Note each line that includes the word "audience". Copy those lines.

- - - - - - -

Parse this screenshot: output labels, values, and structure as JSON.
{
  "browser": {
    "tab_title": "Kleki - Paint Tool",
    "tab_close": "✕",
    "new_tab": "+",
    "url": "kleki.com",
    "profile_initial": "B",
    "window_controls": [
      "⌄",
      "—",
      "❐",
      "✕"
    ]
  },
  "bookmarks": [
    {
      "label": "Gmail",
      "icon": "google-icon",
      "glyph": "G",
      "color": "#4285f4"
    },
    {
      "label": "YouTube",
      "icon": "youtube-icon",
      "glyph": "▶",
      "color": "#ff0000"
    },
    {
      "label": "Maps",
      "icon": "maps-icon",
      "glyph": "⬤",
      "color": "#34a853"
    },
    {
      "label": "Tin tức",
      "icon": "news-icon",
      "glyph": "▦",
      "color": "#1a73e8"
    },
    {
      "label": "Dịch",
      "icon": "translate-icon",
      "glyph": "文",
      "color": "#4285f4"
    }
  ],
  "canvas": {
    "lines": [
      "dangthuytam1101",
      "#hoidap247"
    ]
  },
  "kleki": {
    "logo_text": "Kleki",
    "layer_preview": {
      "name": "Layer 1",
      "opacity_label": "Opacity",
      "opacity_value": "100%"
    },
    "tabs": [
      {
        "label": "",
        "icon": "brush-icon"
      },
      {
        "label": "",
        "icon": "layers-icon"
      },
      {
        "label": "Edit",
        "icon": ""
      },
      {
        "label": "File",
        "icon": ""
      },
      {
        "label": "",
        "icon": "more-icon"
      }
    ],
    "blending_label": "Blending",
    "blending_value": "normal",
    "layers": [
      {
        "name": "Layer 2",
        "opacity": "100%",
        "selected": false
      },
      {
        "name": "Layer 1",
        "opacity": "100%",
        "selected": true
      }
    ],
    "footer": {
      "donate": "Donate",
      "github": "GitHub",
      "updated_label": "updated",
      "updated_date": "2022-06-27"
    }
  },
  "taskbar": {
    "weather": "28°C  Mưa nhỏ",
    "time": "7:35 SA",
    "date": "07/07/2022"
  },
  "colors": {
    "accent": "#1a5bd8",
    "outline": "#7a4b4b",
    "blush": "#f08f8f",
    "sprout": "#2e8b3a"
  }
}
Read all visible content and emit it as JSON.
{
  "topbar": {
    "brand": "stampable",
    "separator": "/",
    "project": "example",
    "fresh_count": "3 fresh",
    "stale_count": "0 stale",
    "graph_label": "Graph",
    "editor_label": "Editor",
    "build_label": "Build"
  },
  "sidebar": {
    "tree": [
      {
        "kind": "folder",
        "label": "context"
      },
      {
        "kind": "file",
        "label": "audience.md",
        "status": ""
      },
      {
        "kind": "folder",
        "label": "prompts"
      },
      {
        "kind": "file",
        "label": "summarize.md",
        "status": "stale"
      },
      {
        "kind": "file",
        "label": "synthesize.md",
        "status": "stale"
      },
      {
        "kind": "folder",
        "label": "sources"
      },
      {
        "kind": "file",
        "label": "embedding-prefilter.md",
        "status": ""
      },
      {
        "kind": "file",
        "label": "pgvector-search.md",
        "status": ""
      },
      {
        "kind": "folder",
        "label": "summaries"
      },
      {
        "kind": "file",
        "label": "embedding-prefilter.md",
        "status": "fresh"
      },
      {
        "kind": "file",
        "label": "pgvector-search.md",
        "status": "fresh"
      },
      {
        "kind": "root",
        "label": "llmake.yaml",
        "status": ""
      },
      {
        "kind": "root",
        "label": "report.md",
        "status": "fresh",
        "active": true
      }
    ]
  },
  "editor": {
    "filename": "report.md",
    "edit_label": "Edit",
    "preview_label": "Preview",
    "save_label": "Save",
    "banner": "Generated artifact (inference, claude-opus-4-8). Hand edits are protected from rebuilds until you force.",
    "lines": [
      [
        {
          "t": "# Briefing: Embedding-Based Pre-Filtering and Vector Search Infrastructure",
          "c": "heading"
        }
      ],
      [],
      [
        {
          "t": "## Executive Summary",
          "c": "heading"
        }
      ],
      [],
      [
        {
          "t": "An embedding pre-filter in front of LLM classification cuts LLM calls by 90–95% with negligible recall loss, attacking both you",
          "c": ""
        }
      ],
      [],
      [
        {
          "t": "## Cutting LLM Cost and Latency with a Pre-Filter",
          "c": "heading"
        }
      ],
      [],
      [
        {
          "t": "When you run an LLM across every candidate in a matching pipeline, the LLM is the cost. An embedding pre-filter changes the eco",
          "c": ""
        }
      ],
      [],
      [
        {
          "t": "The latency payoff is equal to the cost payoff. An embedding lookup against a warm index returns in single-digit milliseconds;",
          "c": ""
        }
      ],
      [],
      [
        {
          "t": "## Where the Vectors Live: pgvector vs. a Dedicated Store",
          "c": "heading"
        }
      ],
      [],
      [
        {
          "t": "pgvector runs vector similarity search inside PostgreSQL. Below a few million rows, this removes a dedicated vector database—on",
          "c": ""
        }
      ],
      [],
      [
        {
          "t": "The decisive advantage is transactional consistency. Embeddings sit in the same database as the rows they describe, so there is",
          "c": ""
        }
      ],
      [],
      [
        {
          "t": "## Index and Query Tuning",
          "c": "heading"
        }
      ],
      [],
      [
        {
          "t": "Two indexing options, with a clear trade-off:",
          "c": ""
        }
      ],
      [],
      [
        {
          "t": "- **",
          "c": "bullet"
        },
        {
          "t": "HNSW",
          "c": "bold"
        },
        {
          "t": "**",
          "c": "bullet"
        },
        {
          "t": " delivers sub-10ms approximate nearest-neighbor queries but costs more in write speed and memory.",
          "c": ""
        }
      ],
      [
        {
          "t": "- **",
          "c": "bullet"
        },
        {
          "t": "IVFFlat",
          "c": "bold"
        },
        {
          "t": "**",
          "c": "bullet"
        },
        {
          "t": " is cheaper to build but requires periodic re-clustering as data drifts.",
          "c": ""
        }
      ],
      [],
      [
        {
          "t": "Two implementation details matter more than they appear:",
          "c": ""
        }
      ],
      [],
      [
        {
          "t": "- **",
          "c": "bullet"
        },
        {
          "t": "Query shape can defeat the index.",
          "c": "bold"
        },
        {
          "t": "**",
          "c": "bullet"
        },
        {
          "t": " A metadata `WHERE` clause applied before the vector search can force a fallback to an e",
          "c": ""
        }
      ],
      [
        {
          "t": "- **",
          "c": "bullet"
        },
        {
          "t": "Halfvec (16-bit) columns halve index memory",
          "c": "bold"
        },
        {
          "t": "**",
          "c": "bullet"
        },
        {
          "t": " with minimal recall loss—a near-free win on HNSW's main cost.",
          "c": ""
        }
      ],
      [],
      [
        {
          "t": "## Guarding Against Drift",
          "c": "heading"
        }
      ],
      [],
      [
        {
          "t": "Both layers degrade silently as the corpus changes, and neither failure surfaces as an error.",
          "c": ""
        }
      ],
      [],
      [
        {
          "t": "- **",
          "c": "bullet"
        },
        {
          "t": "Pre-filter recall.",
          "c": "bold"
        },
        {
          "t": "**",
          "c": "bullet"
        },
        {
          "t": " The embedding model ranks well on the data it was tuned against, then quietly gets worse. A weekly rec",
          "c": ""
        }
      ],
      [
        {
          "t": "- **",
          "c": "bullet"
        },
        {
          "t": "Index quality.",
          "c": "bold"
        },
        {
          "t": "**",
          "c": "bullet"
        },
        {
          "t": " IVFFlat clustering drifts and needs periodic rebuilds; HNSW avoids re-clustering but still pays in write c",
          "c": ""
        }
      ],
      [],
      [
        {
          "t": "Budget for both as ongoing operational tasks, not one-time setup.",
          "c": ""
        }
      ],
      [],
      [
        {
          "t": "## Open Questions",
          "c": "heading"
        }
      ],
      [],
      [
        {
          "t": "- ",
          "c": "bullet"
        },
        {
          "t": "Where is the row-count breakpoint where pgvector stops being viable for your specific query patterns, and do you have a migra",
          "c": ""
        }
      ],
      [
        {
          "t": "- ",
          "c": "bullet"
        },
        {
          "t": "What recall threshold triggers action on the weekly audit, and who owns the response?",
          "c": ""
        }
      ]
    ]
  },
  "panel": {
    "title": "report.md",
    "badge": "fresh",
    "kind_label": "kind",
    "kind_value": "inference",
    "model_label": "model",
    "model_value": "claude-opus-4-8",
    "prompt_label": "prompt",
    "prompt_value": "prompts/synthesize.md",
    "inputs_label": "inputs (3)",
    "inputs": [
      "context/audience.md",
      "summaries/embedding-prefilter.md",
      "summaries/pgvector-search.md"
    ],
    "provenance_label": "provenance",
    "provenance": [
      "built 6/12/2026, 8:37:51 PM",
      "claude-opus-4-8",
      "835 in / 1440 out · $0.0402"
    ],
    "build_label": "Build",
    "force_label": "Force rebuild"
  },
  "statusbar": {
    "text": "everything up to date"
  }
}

- - - - - - -

• Solution
        "label": "audience.md",
      "context/audience.md",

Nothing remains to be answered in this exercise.